_OBIETTIVO_: Estrai tutte le righe di ciascuno dei record e trascrivile identiche, senza alcuna modifica.

_MATERIALE FORNITO_:
·····
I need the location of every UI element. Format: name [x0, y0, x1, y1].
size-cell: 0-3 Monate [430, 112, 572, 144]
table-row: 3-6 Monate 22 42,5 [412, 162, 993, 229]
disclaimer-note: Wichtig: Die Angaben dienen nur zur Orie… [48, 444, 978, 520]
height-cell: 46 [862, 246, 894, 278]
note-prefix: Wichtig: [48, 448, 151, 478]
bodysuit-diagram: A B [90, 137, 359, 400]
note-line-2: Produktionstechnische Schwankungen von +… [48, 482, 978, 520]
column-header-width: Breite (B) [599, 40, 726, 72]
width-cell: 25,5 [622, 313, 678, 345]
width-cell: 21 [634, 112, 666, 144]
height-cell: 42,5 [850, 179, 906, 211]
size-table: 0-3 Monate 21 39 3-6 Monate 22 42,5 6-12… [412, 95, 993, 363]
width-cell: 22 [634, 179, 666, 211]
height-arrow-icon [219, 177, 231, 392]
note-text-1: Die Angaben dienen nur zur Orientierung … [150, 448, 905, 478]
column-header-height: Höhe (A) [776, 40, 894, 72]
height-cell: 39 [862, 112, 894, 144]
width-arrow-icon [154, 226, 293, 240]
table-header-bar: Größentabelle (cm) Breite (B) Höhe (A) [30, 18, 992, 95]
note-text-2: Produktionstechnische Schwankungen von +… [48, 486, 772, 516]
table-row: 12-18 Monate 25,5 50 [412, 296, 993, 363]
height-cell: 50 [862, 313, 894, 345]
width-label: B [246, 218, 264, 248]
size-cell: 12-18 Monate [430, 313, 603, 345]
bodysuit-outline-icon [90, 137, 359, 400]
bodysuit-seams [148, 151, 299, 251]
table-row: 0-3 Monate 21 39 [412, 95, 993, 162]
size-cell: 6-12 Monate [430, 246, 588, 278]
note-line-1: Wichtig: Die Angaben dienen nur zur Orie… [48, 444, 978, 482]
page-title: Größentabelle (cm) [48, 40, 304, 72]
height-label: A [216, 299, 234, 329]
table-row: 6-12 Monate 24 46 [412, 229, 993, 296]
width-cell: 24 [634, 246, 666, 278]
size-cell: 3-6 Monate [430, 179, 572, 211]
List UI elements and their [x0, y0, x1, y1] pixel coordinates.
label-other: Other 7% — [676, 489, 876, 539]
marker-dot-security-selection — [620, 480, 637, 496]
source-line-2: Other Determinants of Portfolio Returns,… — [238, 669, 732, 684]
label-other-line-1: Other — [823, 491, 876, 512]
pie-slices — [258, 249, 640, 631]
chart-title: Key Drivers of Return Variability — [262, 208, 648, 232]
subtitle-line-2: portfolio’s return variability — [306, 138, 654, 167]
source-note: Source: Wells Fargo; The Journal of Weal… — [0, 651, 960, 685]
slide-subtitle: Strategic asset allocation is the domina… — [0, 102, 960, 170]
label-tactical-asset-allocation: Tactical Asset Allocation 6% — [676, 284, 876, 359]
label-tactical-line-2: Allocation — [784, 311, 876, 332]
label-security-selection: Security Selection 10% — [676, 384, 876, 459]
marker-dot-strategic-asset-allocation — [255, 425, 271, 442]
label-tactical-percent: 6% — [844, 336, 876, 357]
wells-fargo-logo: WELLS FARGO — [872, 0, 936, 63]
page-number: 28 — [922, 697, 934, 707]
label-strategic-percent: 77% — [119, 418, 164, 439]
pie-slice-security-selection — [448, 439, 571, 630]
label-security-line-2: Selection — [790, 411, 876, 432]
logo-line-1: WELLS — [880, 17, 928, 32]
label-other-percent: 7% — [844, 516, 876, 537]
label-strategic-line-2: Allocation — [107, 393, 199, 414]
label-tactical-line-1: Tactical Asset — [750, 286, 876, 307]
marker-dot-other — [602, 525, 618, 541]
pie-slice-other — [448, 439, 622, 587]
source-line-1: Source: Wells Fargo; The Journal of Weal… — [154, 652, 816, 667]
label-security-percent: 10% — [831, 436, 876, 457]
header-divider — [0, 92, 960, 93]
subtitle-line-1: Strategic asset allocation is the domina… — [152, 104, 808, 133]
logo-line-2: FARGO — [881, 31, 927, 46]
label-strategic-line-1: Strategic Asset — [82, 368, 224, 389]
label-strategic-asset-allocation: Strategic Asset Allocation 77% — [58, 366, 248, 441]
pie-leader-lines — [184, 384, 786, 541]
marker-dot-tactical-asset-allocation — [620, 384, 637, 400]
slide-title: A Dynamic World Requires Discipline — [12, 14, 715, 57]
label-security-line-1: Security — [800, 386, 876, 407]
·····
_RISPOSTA SCRITTA_:
I need the location of every UI element. Format: name [x0, y0, x1, y1].
size-cell: 0-3 Monate [430, 112, 572, 144]
table-row: 3-6 Monate 22 42,5 [412, 162, 993, 229]
disclaimer-note: Wichtig: Die Angaben dienen nur zur Orie… [48, 444, 978, 520]
height-cell: 46 [862, 246, 894, 278]
note-prefix: Wichtig: [48, 448, 151, 478]
bodysuit-diagram: A B [90, 137, 359, 400]
note-line-2: Produktionstechnische Schwankungen von +… [48, 482, 978, 520]
column-header-width: Breite (B) [599, 40, 726, 72]
width-cell: 25,5 [622, 313, 678, 345]
width-cell: 21 [634, 112, 666, 144]
height-cell: 42,5 [850, 179, 906, 211]
size-table: 0-3 Monate 21 39 3-6 Monate 22 42,5 6-12… [412, 95, 993, 363]
width-cell: 22 [634, 179, 666, 211]
height-arrow-icon [219, 177, 231, 392]
note-text-1: Die Angaben dienen nur zur Orientierung … [150, 448, 905, 478]
column-header-height: Höhe (A) [776, 40, 894, 72]
height-cell: 39 [862, 112, 894, 144]
width-arrow-icon [154, 226, 293, 240]
table-header-bar: Größentabelle (cm) Breite (B) Höhe (A) [30, 18, 992, 95]
note-text-2: Produktionstechnische Schwankungen von +… [48, 486, 772, 516]
table-row: 12-18 Monate 25,5 50 [412, 296, 993, 363]
height-cell: 50 [862, 313, 894, 345]
width-label: B [246, 218, 264, 248]
size-cell: 12-18 Monate [430, 313, 603, 345]
bodysuit-outline-icon [90, 137, 359, 400]
bodysuit-seams [148, 151, 299, 251]
table-row: 0-3 Monate 21 39 [412, 95, 993, 162]
size-cell: 6-12 Monate [430, 246, 588, 278]
note-line-1: Wichtig: Die Angaben dienen nur zur Orie… [48, 444, 978, 482]
page-title: Größentabelle (cm) [48, 40, 304, 72]
height-label: A [216, 299, 234, 329]
table-row: 6-12 Monate 24 46 [412, 229, 993, 296]
width-cell: 24 [634, 246, 666, 278]
size-cell: 3-6 Monate [430, 179, 572, 211]
List UI elements and their [x0, y0, x1, y1] pixel coordinates.
label-other: Other 7% — [676, 489, 876, 539]
marker-dot-security-selection — [620, 480, 637, 496]
source-line-2: Other Determinants of Portfolio Returns,… — [238, 669, 732, 684]
label-other-line-1: Other — [823, 491, 876, 512]
pie-slices — [258, 249, 640, 631]
chart-title: Key Drivers of Return Variability — [262, 208, 648, 232]
subtitle-line-2: portfolio’s return variability — [306, 138, 654, 167]
source-note: Source: Wells Fargo; The Journal of Weal… — [0, 651, 960, 685]
slide-subtitle: Strategic asset allocation is the domina… — [0, 102, 960, 170]
label-tactical-asset-allocation: Tactical Asset Allocation 6% — [676, 284, 876, 359]
label-tactical-line-2: Allocation — [784, 311, 876, 332]
label-security-selection: Security Selection 10% — [676, 384, 876, 459]
marker-dot-strategic-asset-allocation — [255, 425, 271, 442]
label-tactical-percent: 6% — [844, 336, 876, 357]
wells-fargo-logo: WELLS FARGO — [872, 0, 936, 63]
page-number: 28 — [922, 697, 934, 707]
label-strategic-percent: 77% — [119, 418, 164, 439]
pie-slice-security-selection — [448, 439, 571, 630]
label-security-line-2: Selection — [790, 411, 876, 432]
logo-line-1: WELLS — [880, 17, 928, 32]
label-other-percent: 7% — [844, 516, 876, 537]
label-strategic-line-2: Allocation — [107, 393, 199, 414]
label-tactical-line-1: Tactical Asset — [750, 286, 876, 307]
marker-dot-other — [602, 525, 618, 541]
pie-slice-other — [448, 439, 622, 587]
source-line-1: Source: Wells Fargo; The Journal of Weal… — [154, 652, 816, 667]
label-security-percent: 10% — [831, 436, 876, 457]
header-divider — [0, 92, 960, 93]
subtitle-line-1: Strategic asset allocation is the domina… — [152, 104, 808, 133]
logo-line-2: FARGO — [881, 31, 927, 46]
label-strategic-line-1: Strategic Asset — [82, 368, 224, 389]
label-strategic-asset-allocation: Strategic Asset Allocation 77% — [58, 366, 248, 441]
pie-leader-lines — [184, 384, 786, 541]
marker-dot-tactical-asset-allocation — [620, 384, 637, 400]
slide-title: A Dynamic World Requires Discipline — [12, 14, 715, 57]
label-security-line-1: Security — [800, 386, 876, 407]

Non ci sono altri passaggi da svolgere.